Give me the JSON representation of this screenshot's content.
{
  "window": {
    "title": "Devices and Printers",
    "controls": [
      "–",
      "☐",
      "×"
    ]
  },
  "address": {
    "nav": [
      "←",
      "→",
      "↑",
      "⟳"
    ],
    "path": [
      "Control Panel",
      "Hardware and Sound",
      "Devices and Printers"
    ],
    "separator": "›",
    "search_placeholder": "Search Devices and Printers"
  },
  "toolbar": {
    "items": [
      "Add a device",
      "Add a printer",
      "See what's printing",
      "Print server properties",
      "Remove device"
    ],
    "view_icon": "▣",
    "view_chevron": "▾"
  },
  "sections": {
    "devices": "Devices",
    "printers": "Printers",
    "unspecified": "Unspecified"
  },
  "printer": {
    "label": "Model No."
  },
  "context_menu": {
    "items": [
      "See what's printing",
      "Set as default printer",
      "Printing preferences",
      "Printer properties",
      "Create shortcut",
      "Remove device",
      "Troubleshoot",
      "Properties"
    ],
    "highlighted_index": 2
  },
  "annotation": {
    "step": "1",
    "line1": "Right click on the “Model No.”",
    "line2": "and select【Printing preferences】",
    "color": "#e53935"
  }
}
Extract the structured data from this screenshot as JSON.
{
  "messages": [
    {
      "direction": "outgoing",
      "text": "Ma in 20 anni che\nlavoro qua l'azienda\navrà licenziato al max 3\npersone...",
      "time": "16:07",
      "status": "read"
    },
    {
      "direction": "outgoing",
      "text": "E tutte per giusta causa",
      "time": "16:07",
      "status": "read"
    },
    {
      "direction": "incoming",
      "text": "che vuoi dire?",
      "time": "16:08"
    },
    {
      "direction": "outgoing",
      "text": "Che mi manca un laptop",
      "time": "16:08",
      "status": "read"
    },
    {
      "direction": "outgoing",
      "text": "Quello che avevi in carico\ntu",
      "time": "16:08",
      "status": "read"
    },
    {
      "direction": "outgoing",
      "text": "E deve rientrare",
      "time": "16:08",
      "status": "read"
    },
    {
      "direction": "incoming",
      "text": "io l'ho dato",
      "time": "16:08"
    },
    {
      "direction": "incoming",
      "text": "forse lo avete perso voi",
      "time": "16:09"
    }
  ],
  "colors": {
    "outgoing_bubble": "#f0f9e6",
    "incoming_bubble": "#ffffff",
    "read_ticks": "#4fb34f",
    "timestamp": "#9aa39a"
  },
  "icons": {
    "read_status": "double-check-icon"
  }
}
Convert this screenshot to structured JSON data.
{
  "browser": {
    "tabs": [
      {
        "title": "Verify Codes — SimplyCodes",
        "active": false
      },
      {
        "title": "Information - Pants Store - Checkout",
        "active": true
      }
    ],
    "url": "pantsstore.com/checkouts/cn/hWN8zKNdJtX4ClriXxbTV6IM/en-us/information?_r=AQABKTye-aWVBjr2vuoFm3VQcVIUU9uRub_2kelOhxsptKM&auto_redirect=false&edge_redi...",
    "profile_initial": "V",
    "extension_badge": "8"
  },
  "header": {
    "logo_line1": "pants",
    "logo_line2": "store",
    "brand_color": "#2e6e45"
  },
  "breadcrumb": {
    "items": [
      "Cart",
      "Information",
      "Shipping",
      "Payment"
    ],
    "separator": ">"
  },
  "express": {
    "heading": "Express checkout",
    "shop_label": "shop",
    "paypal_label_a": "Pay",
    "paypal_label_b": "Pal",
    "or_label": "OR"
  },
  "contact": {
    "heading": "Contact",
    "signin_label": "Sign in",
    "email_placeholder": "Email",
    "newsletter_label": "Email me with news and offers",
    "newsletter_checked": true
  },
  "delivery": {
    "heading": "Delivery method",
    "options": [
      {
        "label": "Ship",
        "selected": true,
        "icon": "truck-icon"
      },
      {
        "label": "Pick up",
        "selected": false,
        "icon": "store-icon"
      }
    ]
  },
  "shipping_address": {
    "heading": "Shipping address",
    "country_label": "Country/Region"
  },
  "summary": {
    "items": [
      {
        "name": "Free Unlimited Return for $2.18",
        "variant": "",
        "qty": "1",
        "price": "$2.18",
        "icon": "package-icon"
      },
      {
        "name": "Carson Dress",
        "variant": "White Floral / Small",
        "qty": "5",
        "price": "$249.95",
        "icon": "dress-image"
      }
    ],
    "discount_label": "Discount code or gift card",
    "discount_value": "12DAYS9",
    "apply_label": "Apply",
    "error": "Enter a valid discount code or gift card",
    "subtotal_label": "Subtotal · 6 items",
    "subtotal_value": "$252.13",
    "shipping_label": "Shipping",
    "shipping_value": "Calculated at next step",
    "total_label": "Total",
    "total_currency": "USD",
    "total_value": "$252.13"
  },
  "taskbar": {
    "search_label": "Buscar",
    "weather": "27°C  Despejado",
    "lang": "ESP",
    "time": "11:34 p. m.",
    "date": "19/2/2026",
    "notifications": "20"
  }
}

□ □ □ □ □

**WHAT YOU HAVE TO DO**
Please reproduce each record precisely as written.

**OUTPUT FOR THIS EXERCISE**
Give me the JSON representation of this screenshot's content.
{
  "window": {
    "title": "Devices and Printers",
    "controls": [
      "–",
      "☐",
      "×"
    ]
  },
  "address": {
    "nav": [
      "←",
      "→",
      "↑",
      "⟳"
    ],
    "path": [
      "Control Panel",
      "Hardware and Sound",
      "Devices and Printers"
    ],
    "separator": "›",
    "search_placeholder": "Search Devices and Printers"
  },
  "toolbar": {
    "items": [
      "Add a device",
      "Add a printer",
      "See what's printing",
      "Print server properties",
      "Remove device"
    ],
    "view_icon": "▣",
    "view_chevron": "▾"
  },
  "sections": {
    "devices": "Devices",
    "printers": "Printers",
    "unspecified": "Unspecified"
  },
  "printer": {
    "label": "Model No."
  },
  "context_menu": {
    "items": [
      "See what's printing",
      "Set as default printer",
      "Printing preferences",
      "Printer properties",
      "Create shortcut",
      "Remove device",
      "Troubleshoot",
      "Properties"
    ],
    "highlighted_index": 2
  },
  "annotation": {
    "step": "1",
    "line1": "Right click on the “Model No.”",
    "line2": "and select【Printing preferences】",
    "color": "#e53935"
  }
}
Extract the structured data from this screenshot as JSON.
{
  "messages": [
    {
      "direction": "outgoing",
      "text": "Ma in 20 anni che\nlavoro qua l'azienda\navrà licenziato al max 3\npersone...",
      "time": "16:07",
      "status": "read"
    },
    {
      "direction": "outgoing",
      "text": "E tutte per giusta causa",
      "time": "16:07",
      "status": "read"
    },
    {
      "direction": "incoming",
      "text": "che vuoi dire?",
      "time": "16:08"
    },
    {
      "direction": "outgoing",
      "text": "Che mi manca un laptop",
      "time": "16:08",
      "status": "read"
    },
    {
      "direction": "outgoing",
      "text": "Quello che avevi in carico\ntu",
      "time": "16:08",
      "status": "read"
    },
    {
      "direction": "outgoing",
      "text": "E deve rientrare",
      "time": "16:08",
      "status": "read"
    },
    {
      "direction": "incoming",
      "text": "io l'ho dato",
      "time": "16:08"
    },
    {
      "direction": "incoming",
      "text": "forse lo avete perso voi",
      "time": "16:09"
    }
  ],
  "colors": {
    "outgoing_bubble": "#f0f9e6",
    "incoming_bubble": "#ffffff",
    "read_ticks": "#4fb34f",
    "timestamp": "#9aa39a"
  },
  "icons": {
    "read_status": "double-check-icon"
  }
}
Convert this screenshot to structured JSON data.
{
  "browser": {
    "tabs": [
      {
        "title": "Verify Codes — SimplyCodes",
        "active": false
      },
      {
        "title": "Information - Pants Store - Checkout",
        "active": true
      }
    ],
    "url": "pantsstore.com/checkouts/cn/hWN8zKNdJtX4ClriXxbTV6IM/en-us/information?_r=AQABKTye-aWVBjr2vuoFm3VQcVIUU9uRub_2kelOhxsptKM&auto_redirect=false&edge_redi...",
    "profile_initial": "V",
    "extension_badge": "8"
  },
  "header": {
    "logo_line1": "pants",
    "logo_line2": "store",
    "brand_color": "#2e6e45"
  },
  "breadcrumb": {
    "items": [
      "Cart",
      "Information",
      "Shipping",
      "Payment"
    ],
    "separator": ">"
  },
  "express": {
    "heading": "Express checkout",
    "shop_label": "shop",
    "paypal_label_a": "Pay",
    "paypal_label_b": "Pal",
    "or_label": "OR"
  },
  "contact": {
    "heading": "Contact",
    "signin_label": "Sign in",
    "email_placeholder": "Email",
    "newsletter_label": "Email me with news and offers",
    "newsletter_checked": true
  },
  "delivery": {
    "heading": "Delivery method",
    "options": [
      {
        "label": "Ship",
        "selected": true,
        "icon": "truck-icon"
      },
      {
        "label": "Pick up",
        "selected": false,
        "icon": "store-icon"
      }
    ]
  },
  "shipping_address": {
    "heading": "Shipping address",
    "country_label": "Country/Region"
  },
  "summary": {
    "items": [
      {
        "name": "Free Unlimited Return for $2.18",
        "variant": "",
        "qty": "1",
        "price": "$2.18",
        "icon": "package-icon"
      },
      {
        "name": "Carson Dress",
        "variant": "White Floral / Small",
        "qty": "5",
        "price": "$249.95",
        "icon": "dress-image"
      }
    ],
    "discount_label": "Discount code or gift card",
    "discount_value": "12DAYS9",
    "apply_label": "Apply",
    "error": "Enter a valid discount code or gift card",
    "subtotal_label": "Subtotal · 6 items",
    "subtotal_value": "$252.13",
    "shipping_label": "Shipping",
    "shipping_value": "Calculated at next step",
    "total_label": "Total",
    "total_currency": "USD",
    "total_value": "$252.13"
  },
  "taskbar": {
    "search_label": "Buscar",
    "weather": "27°C  Despejado",
    "lang": "ESP",
    "time": "11:34 p. m.",
    "date": "19/2/2026",
    "notifications": "20"
  }
}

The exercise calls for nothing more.